**Task goal:**
Write the records out again exactly, leaving no images in.

[Dataset items]
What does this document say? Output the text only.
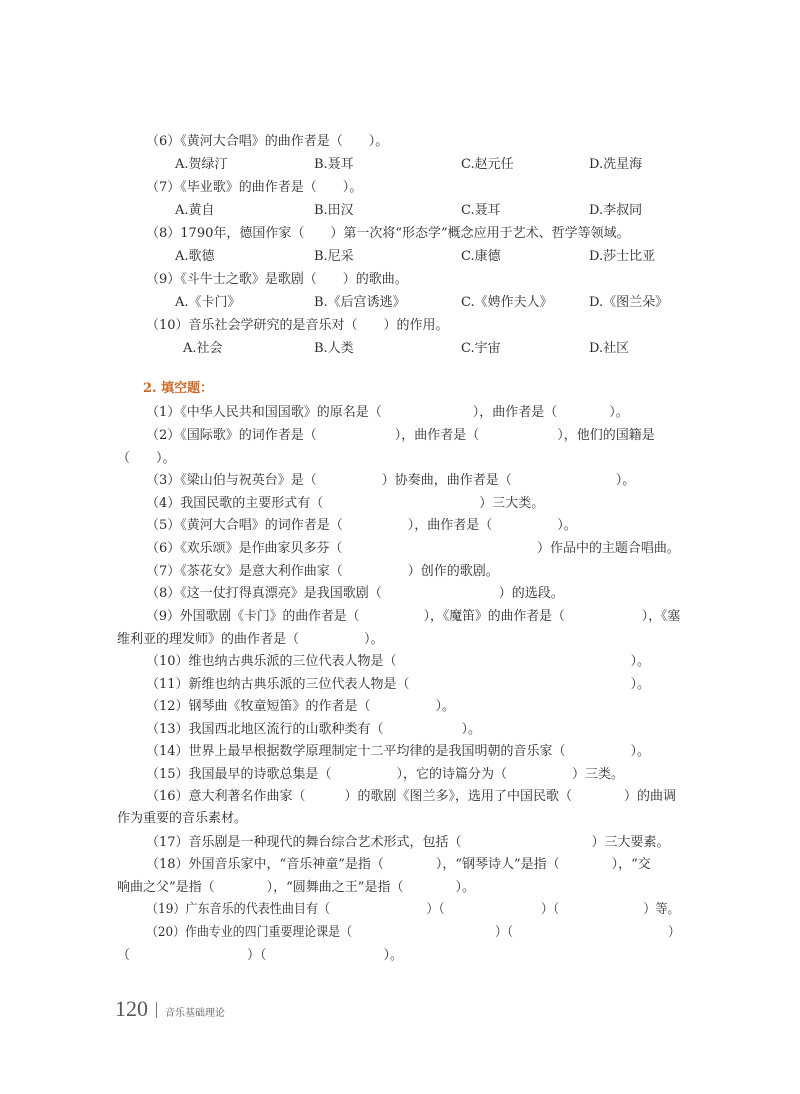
（6）《黄河大合唱》的曲作者是（　　）。
A.贺绿汀	B.聂耳	C.赵元任	D.冼星海
（7）《毕业歌》的曲作者是（　　）。
A.黄自	B.田汉	C.聂耳	D.李叔同
（8）1790年，德国作家（　　）第一次将“形态学”概念应用于艺术、哲学等领域。
A.歌德	B.尼采	C.康德	D.莎士比亚
（9）《斗牛士之歌》是歌剧（　　）的歌曲。
A.《卡门》	B.《后宫诱逃》	C.《娉作夫人》	D.《图兰朵》
（10）音乐社会学研究的是音乐对（　　）的作用。
A.社会	B.人类	C.宇宙	D.社区
2. 填空题：
（1）《中华人民共和国国歌》的原名是（　　　　　　　），曲作者是（　　　　）。
（2）《国际歌》的词作者是（　　　　　　），曲作者是（　　　　　　），他们的国籍是
（　　）。
（3）《梁山伯与祝英台》是（　　　　　）协奏曲，曲作者是（　　　　　　　　）。
（4）我国民歌的主要形式有（　　　　　　　　　　　　）三大类。
（5）《黄河大合唱》的词作者是（　　　　　），曲作者是（　　　　　）。
（6）《欢乐颂》是作曲家贝多芬（　　　　　　　　　　　　　　　）作品中的主题合唱曲。
（7）《茶花女》是意大利作曲家（　　　　　）创作的歌剧。
（8）《这一仗打得真漂亮》是我国歌剧（　　　　　　　　　）的选段。
（9）外国歌剧《卡门》的曲作者是（　　　　　），《魔笛》的曲作者是（　　　　　　），《塞
维利亚的理发师》的曲作者是（　　　　　）。
（10）维也纳古典乐派的三位代表人物是（　　　　　　　　　　　　　　　　　　）。
（11）新维也纳古典乐派的三位代表人物是（　　　　　　　　　　　　　　　　　）。
（12）钢琴曲《牧童短笛》的作者是（　　　　　）。
（13）我国西北地区流行的山歌种类有（　　　　　　）。
（14）世界上最早根据数学原理制定十二平均律的是我国明朝的音乐家（　　　　　）。
（15）我国最早的诗歌总集是（　　　　　），它的诗篇分为（　　　　　）三类。
（16）意大利著名作曲家（　　　）的歌剧《图兰多》，选用了中国民歌（　　　　）的曲调
作为重要的音乐素材。
（17）音乐剧是一种现代的舞台综合艺术形式，包括（　　　　　　　　　　）三大要素。
（18）外国音乐家中，“音乐神童”是指（　　　　），“钢琴诗人”是指（　　　　），“交
响曲之父”是指（　　　　），“圆舞曲之王”是指（　　　　）。
（19）广东音乐的代表性曲目有（　　　　　　　　）（　　　　　　　　）（　　　　　　　）等。
（20）作曲专业的四门重要理论课是（　　　　　　　　　　　　）（　　　　　　　　　　　　　）
（　　　　　　　　　）（　　　　　　　　　）。
120 音乐基础理论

**Complete answer:**
What does this document say? Output the text only.
（6）《黄河大合唱》的曲作者是（　　）。
A.贺绿汀	B.聂耳	C.赵元任	D.冼星海
（7）《毕业歌》的曲作者是（　　）。
A.黄自	B.田汉	C.聂耳	D.李叔同
（8）1790年，德国作家（　　）第一次将“形态学”概念应用于艺术、哲学等领域。
A.歌德	B.尼采	C.康德	D.莎士比亚
（9）《斗牛士之歌》是歌剧（　　）的歌曲。
A.《卡门》	B.《后宫诱逃》	C.《娉作夫人》	D.《图兰朵》
（10）音乐社会学研究的是音乐对（　　）的作用。
A.社会	B.人类	C.宇宙	D.社区
2. 填空题：
（1）《中华人民共和国国歌》的原名是（　　　　　　　），曲作者是（　　　　）。
（2）《国际歌》的词作者是（　　　　　　），曲作者是（　　　　　　），他们的国籍是
（　　）。
（3）《梁山伯与祝英台》是（　　　　　）协奏曲，曲作者是（　　　　　　　　）。
（4）我国民歌的主要形式有（　　　　　　　　　　　　）三大类。
（5）《黄河大合唱》的词作者是（　　　　　），曲作者是（　　　　　）。
（6）《欢乐颂》是作曲家贝多芬（　　　　　　　　　　　　　　　）作品中的主题合唱曲。
（7）《茶花女》是意大利作曲家（　　　　　）创作的歌剧。
（8）《这一仗打得真漂亮》是我国歌剧（　　　　　　　　　）的选段。
（9）外国歌剧《卡门》的曲作者是（　　　　　），《魔笛》的曲作者是（　　　　　　），《塞
维利亚的理发师》的曲作者是（　　　　　）。
（10）维也纳古典乐派的三位代表人物是（　　　　　　　　　　　　　　　　　　）。
（11）新维也纳古典乐派的三位代表人物是（　　　　　　　　　　　　　　　　　）。
（12）钢琴曲《牧童短笛》的作者是（　　　　　）。
（13）我国西北地区流行的山歌种类有（　　　　　　）。
（14）世界上最早根据数学原理制定十二平均律的是我国明朝的音乐家（　　　　　）。
（15）我国最早的诗歌总集是（　　　　　），它的诗篇分为（　　　　　）三类。
（16）意大利著名作曲家（　　　）的歌剧《图兰多》，选用了中国民歌（　　　　）的曲调
作为重要的音乐素材。
（17）音乐剧是一种现代的舞台综合艺术形式，包括（　　　　　　　　　　）三大要素。
（18）外国音乐家中，“音乐神童”是指（　　　　），“钢琴诗人”是指（　　　　），“交
响曲之父”是指（　　　　），“圆舞曲之王”是指（　　　　）。
（19）广东音乐的代表性曲目有（　　　　　　　　）（　　　　　　　　）（　　　　　　　）等。
（20）作曲专业的四门重要理论课是（　　　　　　　　　　　　）（　　　　　　　　　　　　　）
（　　　　　　　　　）（　　　　　　　　　）。
120 音乐基础理论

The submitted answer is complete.